++++ Extrait à lire ++++

Tout comme Erelle Bertolini, dont la jolie marque de bijoux bohême chic Baies d’Erelle fête ses 10 ans. La créatrice s’est adaptée durant les deux mois et demi où elle a dû fermer son petit concept store lausannois qui vend bijoux et accessoires: «J’ai la chance d’avoir un e-shop depuis le début de ma marque qui fonctionne très bien. C’est la moitié de mon revenu en temps normal et, même si je n’ai pas fait mon chiffre ces derniers mois, je m’en sors pas trop mal,» reconnaît-t-elle avec gratitude et optimisme. Elle a, elle aussi, eu l’idée de concocter des kits tout simples pour monter ses propres bijoux chez soi, qui ont cartonné. Et si la collection spéciale sur laquelle elle travaillait pour marquer son anniversaire a pris un peu de retard, elle sortira en automne, comme prévu.

++++ Contenu des données ++++

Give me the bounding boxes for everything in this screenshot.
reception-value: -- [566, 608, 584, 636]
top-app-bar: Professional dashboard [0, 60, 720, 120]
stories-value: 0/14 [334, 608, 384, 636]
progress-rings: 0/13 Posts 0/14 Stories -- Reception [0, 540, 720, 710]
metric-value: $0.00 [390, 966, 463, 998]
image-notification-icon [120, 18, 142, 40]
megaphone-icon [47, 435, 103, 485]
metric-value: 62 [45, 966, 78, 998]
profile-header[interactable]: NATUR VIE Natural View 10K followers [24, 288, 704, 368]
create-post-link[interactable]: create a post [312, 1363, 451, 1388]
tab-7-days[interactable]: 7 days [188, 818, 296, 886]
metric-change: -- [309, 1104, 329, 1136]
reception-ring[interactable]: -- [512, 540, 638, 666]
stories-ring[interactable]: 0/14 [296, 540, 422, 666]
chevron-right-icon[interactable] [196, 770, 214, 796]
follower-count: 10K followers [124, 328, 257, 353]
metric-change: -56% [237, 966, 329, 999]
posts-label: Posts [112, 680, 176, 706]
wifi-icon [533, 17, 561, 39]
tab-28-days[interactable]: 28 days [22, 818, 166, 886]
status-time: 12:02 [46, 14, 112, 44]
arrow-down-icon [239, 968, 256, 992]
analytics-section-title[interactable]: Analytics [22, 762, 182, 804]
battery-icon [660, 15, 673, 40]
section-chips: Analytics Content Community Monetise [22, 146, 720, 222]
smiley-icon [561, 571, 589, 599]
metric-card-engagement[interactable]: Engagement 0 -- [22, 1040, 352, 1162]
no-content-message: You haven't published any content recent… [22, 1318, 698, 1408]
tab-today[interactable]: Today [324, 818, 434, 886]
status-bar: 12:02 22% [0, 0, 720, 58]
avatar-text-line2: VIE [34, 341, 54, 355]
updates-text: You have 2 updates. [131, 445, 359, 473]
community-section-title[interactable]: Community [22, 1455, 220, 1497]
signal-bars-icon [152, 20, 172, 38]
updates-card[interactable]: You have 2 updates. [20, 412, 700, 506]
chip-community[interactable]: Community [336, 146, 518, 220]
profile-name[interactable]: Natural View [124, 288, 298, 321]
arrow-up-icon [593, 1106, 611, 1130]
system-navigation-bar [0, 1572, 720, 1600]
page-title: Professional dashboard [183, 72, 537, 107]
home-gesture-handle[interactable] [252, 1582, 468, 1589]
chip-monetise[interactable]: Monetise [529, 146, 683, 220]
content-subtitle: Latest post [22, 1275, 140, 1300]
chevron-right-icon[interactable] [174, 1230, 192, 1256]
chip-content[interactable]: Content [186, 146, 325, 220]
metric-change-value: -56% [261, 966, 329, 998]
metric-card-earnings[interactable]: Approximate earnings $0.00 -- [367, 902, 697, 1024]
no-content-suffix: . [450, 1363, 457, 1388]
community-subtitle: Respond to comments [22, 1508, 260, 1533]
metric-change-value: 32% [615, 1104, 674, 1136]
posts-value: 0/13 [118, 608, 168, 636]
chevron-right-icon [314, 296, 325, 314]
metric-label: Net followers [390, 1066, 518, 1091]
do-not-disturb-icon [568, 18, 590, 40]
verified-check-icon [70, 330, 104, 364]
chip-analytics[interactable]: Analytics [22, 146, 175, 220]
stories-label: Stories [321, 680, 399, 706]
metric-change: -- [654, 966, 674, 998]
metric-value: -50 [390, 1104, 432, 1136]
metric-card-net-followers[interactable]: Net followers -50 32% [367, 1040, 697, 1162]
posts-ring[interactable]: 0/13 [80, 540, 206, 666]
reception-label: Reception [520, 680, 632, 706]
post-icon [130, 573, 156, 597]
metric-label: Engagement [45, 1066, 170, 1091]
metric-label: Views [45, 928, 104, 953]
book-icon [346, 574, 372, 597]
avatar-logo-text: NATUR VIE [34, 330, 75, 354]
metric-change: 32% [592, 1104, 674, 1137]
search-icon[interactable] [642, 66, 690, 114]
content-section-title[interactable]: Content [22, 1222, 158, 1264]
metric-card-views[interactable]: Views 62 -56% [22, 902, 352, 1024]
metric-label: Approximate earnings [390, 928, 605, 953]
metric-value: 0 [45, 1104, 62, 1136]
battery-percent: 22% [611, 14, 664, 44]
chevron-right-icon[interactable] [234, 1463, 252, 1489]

++++

Exercices proposés.
[A] Répondez, s'il vous plaît, à ces questions sur l'extrait consacré à Erelle Bertolini :
(i) Quel anniversaire fête la marque Baies d'Erelle ?
(ii) Pendant combien de temps la créatrice a-t-elle dû fermer son concept store lausannois ?
(iii) Quand sortira la collection spéciale prévue pour l'anniversaire ?
[B] Poursuivez l'extrait consacré à Erelle Bertolini à partir de sa dernière phrase.
Les données forment un ensemble distinct, sans lien avec l'extrait.

Réponses fournies.
[A]
(i) Ses 10 ans.
(ii) Deux mois et demi.
(iii) En automne.

[B]
Agilité, le skill tendance

Après la bienveillance et l’authenticité, l’agilité va être le terme à la mode, comme le relève Julie Charef, coach en transition et formatrice. Après plus de 10 ans dans une grande entreprise, puis un passage en start-up, elle s’est mise à son compte pour vivre sa passion, le coaching de carrière. «Dans un monde compliqué où tout va très très vite, on est obligé de s’adapter. L’agilité, c’est être flexible, monter des projets rapidement, acquérir de nouvelles compétences si nécessaire, des qualités qu’ont les freelances, par opposition à la complexité de l’organisation en entreprise.» Et de rappeler que des business models innovants comme Airbnb, Uber ou Whatsapp ont été créés en période de récession.

L’argent, le nerf de la guerre

L’immense majorité des indépendants interviewés ne regrettent pas leur choix, à l’exception de certains cafetiers restaurateurs dans une situation critique. Pour beaucoup, le monde du salariat et de l’entreprise n’est tout simplement pas gérable émotionnellement. Certains essaient d’avoir un job alimentaire pour payer les factures, puis trouvent leur épanouissement dans une activité qui leur convient mieux mais rapporte peu.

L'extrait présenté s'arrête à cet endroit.